* Data extract:
(begin)

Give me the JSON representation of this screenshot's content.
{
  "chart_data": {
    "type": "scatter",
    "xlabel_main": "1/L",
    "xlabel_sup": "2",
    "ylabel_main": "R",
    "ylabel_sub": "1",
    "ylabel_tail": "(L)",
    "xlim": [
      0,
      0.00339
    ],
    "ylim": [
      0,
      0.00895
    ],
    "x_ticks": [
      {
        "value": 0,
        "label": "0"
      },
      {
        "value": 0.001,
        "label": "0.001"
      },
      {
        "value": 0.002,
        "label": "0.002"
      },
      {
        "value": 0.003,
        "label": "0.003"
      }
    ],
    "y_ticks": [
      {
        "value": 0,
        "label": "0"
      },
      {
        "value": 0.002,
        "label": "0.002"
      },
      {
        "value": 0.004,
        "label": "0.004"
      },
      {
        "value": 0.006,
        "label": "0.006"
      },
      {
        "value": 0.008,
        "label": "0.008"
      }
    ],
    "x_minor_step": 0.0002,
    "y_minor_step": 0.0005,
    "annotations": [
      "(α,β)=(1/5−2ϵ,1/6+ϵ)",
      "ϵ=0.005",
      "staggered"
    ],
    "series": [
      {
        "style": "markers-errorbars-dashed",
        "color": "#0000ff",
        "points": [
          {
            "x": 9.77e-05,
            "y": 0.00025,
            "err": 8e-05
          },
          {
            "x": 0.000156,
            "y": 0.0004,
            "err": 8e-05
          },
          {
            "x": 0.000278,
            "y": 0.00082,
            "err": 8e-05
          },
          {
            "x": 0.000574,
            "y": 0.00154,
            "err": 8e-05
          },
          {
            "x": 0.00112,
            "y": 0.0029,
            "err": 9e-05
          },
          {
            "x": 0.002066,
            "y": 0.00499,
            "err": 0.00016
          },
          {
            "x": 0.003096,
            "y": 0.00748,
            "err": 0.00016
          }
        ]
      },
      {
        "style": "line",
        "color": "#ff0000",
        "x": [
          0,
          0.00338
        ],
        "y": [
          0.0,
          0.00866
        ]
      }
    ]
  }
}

(end)

* Instructions for the task:
Write out every line from the records above, word for word.

* Correct response:
Give me the JSON representation of this screenshot's content.
{
  "chart_data": {
    "type": "scatter",
    "xlabel_main": "1/L",
    "xlabel_sup": "2",
    "ylabel_main": "R",
    "ylabel_sub": "1",
    "ylabel_tail": "(L)",
    "xlim": [
      0,
      0.00339
    ],
    "ylim": [
      0,
      0.00895
    ],
    "x_ticks": [
      {
        "value": 0,
        "label": "0"
      },
      {
        "value": 0.001,
        "label": "0.001"
      },
      {
        "value": 0.002,
        "label": "0.002"
      },
      {
        "value": 0.003,
        "label": "0.003"
      }
    ],
    "y_ticks": [
      {
        "value": 0,
        "label": "0"
      },
      {
        "value": 0.002,
        "label": "0.002"
      },
      {
        "value": 0.004,
        "label": "0.004"
      },
      {
        "value": 0.006,
        "label": "0.006"
      },
      {
        "value": 0.008,
        "label": "0.008"
      }
    ],
    "x_minor_step": 0.0002,
    "y_minor_step": 0.0005,
    "annotations": [
      "(α,β)=(1/5−2ϵ,1/6+ϵ)",
      "ϵ=0.005",
      "staggered"
    ],
    "series": [
      {
        "style": "markers-errorbars-dashed",
        "color": "#0000ff",
        "points": [
          {
            "x": 9.77e-05,
            "y": 0.00025,
            "err": 8e-05
          },
          {
            "x": 0.000156,
            "y": 0.0004,
            "err": 8e-05
          },
          {
            "x": 0.000278,
            "y": 0.00082,
            "err": 8e-05
          },
          {
            "x": 0.000574,
            "y": 0.00154,
            "err": 8e-05
          },
          {
            "x": 0.00112,
            "y": 0.0029,
            "err": 9e-05
          },
          {
            "x": 0.002066,
            "y": 0.00499,
            "err": 0.00016
          },
          {
            "x": 0.003096,
            "y": 0.00748,
            "err": 0.00016
          }
        ]
      },
      {
        "style": "line",
        "color": "#ff0000",
        "x": [
          0,
          0.00338
        ],
        "y": [
          0.0,
          0.00866
        ]
      }
    ]
  }
}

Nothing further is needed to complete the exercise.